─── Listing ───

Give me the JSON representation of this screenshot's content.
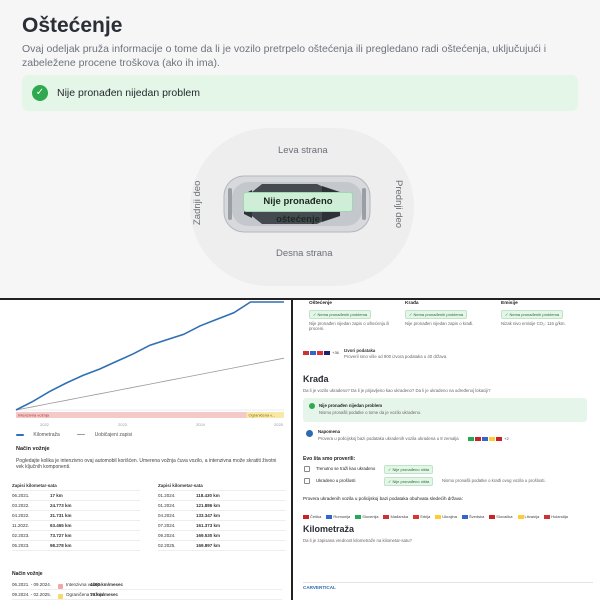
{
  "top": {
    "title": "Oštećenje",
    "description": "Ovaj odeljak pruža informacije o tome da li je vozilo pretrpelo oštećenja ili pregledano radi oštećenja, uključujući i zabeležene procene troškova (ako ih ima).",
    "banner_text": "Nije pronađen nijedan problem",
    "car": {
      "left_side": "Leva strana",
      "right_side": "Desna strana",
      "rear": "Zadnji deo",
      "front": "Prednji deo",
      "status": "Nije pronađeno oštećenje"
    }
  },
  "left_panel": {
    "chart_data": {
      "type": "line",
      "x_ticks": [
        "2022",
        "2023",
        "2024",
        "2025"
      ],
      "series": [
        {
          "name": "Kilometraža",
          "color": "#2f6fb3",
          "values": [
            0,
            8,
            17,
            25,
            32,
            38,
            45,
            52,
            60,
            65,
            70,
            78,
            84,
            90,
            100,
            100,
            100
          ]
        },
        {
          "name": "Uobičajeni zapisi",
          "color": "#9a9a9a",
          "values": [
            0,
            3,
            6,
            9,
            12,
            15,
            18,
            21,
            24,
            27,
            30,
            33,
            36,
            39,
            42,
            45,
            48
          ]
        }
      ],
      "bands": [
        "Intenzivna vožnja",
        "Ograničena v..."
      ]
    },
    "section_heading": "Način vožnje",
    "section_text": "Pogledajte kolika je intenzivno ovaj automobil korišćen. Umerena vožnja čuva vozilo, a intenzivna može skratiti životni vek ključnih komponenti.",
    "table_left_header": [
      "Zapisi kilometar-sata",
      ""
    ],
    "table_left": [
      [
        "06.2021.",
        "17 km"
      ],
      [
        "03.2022.",
        "24.773 km"
      ],
      [
        "04.2022.",
        "31.731 km"
      ],
      [
        "11.2022.",
        "63.465 km"
      ],
      [
        "02.2023.",
        "73.727 km"
      ],
      [
        "05.2023.",
        "98.278 km"
      ]
    ],
    "table_right_header": [
      "Zapisi kilometar-sata",
      ""
    ],
    "table_right": [
      [
        "01.2024.",
        "118.430 km"
      ],
      [
        "01.2024.",
        "121.886 km"
      ],
      [
        "04.2024.",
        "133.347 km"
      ],
      [
        "07.2024.",
        "161.373 km"
      ],
      [
        "09.2024.",
        "169.530 km"
      ],
      [
        "02.2025.",
        "169.897 km"
      ]
    ],
    "driving_heading": "Način vožnje",
    "driving_rows": [
      {
        "range": "06.2021. - 09.2024.",
        "label": "Intenzivna vožnja",
        "value": "4490 km/mesec",
        "color": "#f4a5a5"
      },
      {
        "range": "09.2024. - 02.2025.",
        "label": "Ograničena vožnja",
        "value": "73 km/mesec",
        "color": "#f5d96b"
      }
    ]
  },
  "right_panel": {
    "cards": [
      {
        "title": "Oštećenje",
        "badge": "Nema pronađenih problema",
        "text": "Nije pronađen nijedan zapis o oštećenju ili proceni."
      },
      {
        "title": "Krađa",
        "badge": "Nema pronađenih problema",
        "text": "Nije pronađen nijedan zapis o krađi."
      },
      {
        "title": "Emisije",
        "badge": "Nema pronađenih problema",
        "text": "Nizak nivo emisije CO₂: 116 g/km."
      }
    ],
    "sources_title": "Izvori podataka",
    "sources_text": "Proveril smo više od 900 izvora podataka u 40 država",
    "sources_count": "+36",
    "theft_title": "Krađa",
    "theft_question": "Da li je vozilo ukradeno? Da li je prijavljeno kao ukradeno? Da li je ukradeno na određenoj lokaciji?",
    "theft_ok_title": "Nije pronađen nijedan problem",
    "theft_ok_text": "Nismo pronašli podatke o tome da je vozilo ukradeno.",
    "theft_reminder_title": "Napomena",
    "theft_reminder_text": "Provera u policijskoj bazi podataka ukradenih vozila ukradena u 8 zemalja",
    "theft_flags_more": "+2",
    "checks_title": "Evo šta smo proverili:",
    "checks": [
      {
        "label": "Trenutno se traži kao ukradeno",
        "badge": "Nije pronađeno ništa"
      },
      {
        "label": "Ukradeno u prošlosti",
        "badge": "Nije pronađeno ništa"
      }
    ],
    "checks_note": "Nismo pronašli podatke o krađi ovog vozila u prošlosti.",
    "countries_title": "Provera ukradenih vozila u policijskoj bazi podataka obuhvata sledećih država:",
    "countries": [
      "Češka",
      "Rumunija",
      "Slovenija",
      "Mađarska",
      "Srbija",
      "Ukrajina",
      "Švedska",
      "Slovačka",
      "Litvanija",
      "Holandija"
    ],
    "km_title": "Kilometraža",
    "km_question": "Da li je zapisana vrednost kilometraže na kilometar-satu?",
    "footer_logo": "CARVERTICAL"
  }
}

───

§ **Work required**:
Write out each entry exactly as given, but skip the pictures.

§ **In response**:
Give me the JSON representation of this screenshot's content.
{
  "top": {
    "title": "Oštećenje",
    "description": "Ovaj odeljak pruža informacije o tome da li je vozilo pretrpelo oštećenja ili pregledano radi oštećenja, uključujući i zabeležene procene troškova (ako ih ima).",
    "banner_text": "Nije pronađen nijedan problem",
    "car": {
      "left_side": "Leva strana",
      "right_side": "Desna strana",
      "rear": "Zadnji deo",
      "front": "Prednji deo",
      "status": "Nije pronađeno oštećenje"
    }
  },
  "left_panel": {
    "chart_data": {
      "type": "line",
      "x_ticks": [
        "2022",
        "2023",
        "2024",
        "2025"
      ],
      "series": [
        {
          "name": "Kilometraža",
          "color": "#2f6fb3",
          "values": [
            0,
            8,
            17,
            25,
            32,
            38,
            45,
            52,
            60,
            65,
            70,
            78,
            84,
            90,
            100,
            100,
            100
          ]
        },
        {
          "name": "Uobičajeni zapisi",
          "color": "#9a9a9a",
          "values": [
            0,
            3,
            6,
            9,
            12,
            15,
            18,
            21,
            24,
            27,
            30,
            33,
            36,
            39,
            42,
            45,
            48
          ]
        }
      ],
      "bands": [
        "Intenzivna vožnja",
        "Ograničena v..."
      ]
    },
    "section_heading": "Način vožnje",
    "section_text": "Pogledajte kolika je intenzivno ovaj automobil korišćen. Umerena vožnja čuva vozilo, a intenzivna može skratiti životni vek ključnih komponenti.",
    "table_left_header": [
      "Zapisi kilometar-sata",
      ""
    ],
    "table_left": [
      [
        "06.2021.",
        "17 km"
      ],
      [
        "03.2022.",
        "24.773 km"
      ],
      [
        "04.2022.",
        "31.731 km"
      ],
      [
        "11.2022.",
        "63.465 km"
      ],
      [
        "02.2023.",
        "73.727 km"
      ],
      [
        "05.2023.",
        "98.278 km"
      ]
    ],
    "table_right_header": [
      "Zapisi kilometar-sata",
      ""
    ],
    "table_right": [
      [
        "01.2024.",
        "118.430 km"
      ],
      [
        "01.2024.",
        "121.886 km"
      ],
      [
        "04.2024.",
        "133.347 km"
      ],
      [
        "07.2024.",
        "161.373 km"
      ],
      [
        "09.2024.",
        "169.530 km"
      ],
      [
        "02.2025.",
        "169.897 km"
      ]
    ],
    "driving_heading": "Način vožnje",
    "driving_rows": [
      {
        "range": "06.2021. - 09.2024.",
        "label": "Intenzivna vožnja",
        "value": "4490 km/mesec",
        "color": "#f4a5a5"
      },
      {
        "range": "09.2024. - 02.2025.",
        "label": "Ograničena vožnja",
        "value": "73 km/mesec",
        "color": "#f5d96b"
      }
    ]
  },
  "right_panel": {
    "cards": [
      {
        "title": "Oštećenje",
        "badge": "Nema pronađenih problema",
        "text": "Nije pronađen nijedan zapis o oštećenju ili proceni."
      },
      {
        "title": "Krađa",
        "badge": "Nema pronađenih problema",
        "text": "Nije pronađen nijedan zapis o krađi."
      },
      {
        "title": "Emisije",
        "badge": "Nema pronađenih problema",
        "text": "Nizak nivo emisije CO₂: 116 g/km."
      }
    ],
    "sources_title": "Izvori podataka",
    "sources_text": "Proveril smo više od 900 izvora podataka u 40 država",
    "sources_count": "+36",
    "theft_title": "Krađa",
    "theft_question": "Da li je vozilo ukradeno? Da li je prijavljeno kao ukradeno? Da li je ukradeno na određenoj lokaciji?",
    "theft_ok_title": "Nije pronađen nijedan problem",
    "theft_ok_text": "Nismo pronašli podatke o tome da je vozilo ukradeno.",
    "theft_reminder_title": "Napomena",
    "theft_reminder_text": "Provera u policijskoj bazi podataka ukradenih vozila ukradena u 8 zemalja",
    "theft_flags_more": "+2",
    "checks_title": "Evo šta smo proverili:",
    "checks": [
      {
        "label": "Trenutno se traži kao ukradeno",
        "badge": "Nije pronađeno ništa"
      },
      {
        "label": "Ukradeno u prošlosti",
        "badge": "Nije pronađeno ništa"
      }
    ],
    "checks_note": "Nismo pronašli podatke o krađi ovog vozila u prošlosti.",
    "countries_title": "Provera ukradenih vozila u policijskoj bazi podataka obuhvata sledećih država:",
    "countries": [
      "Češka",
      "Rumunija",
      "Slovenija",
      "Mađarska",
      "Srbija",
      "Ukrajina",
      "Švedska",
      "Slovačka",
      "Litvanija",
      "Holandija"
    ],
    "km_title": "Kilometraža",
    "km_question": "Da li je zapisana vrednost kilometraže na kilometar-satu?",
    "footer_logo": "CARVERTICAL"
  }
}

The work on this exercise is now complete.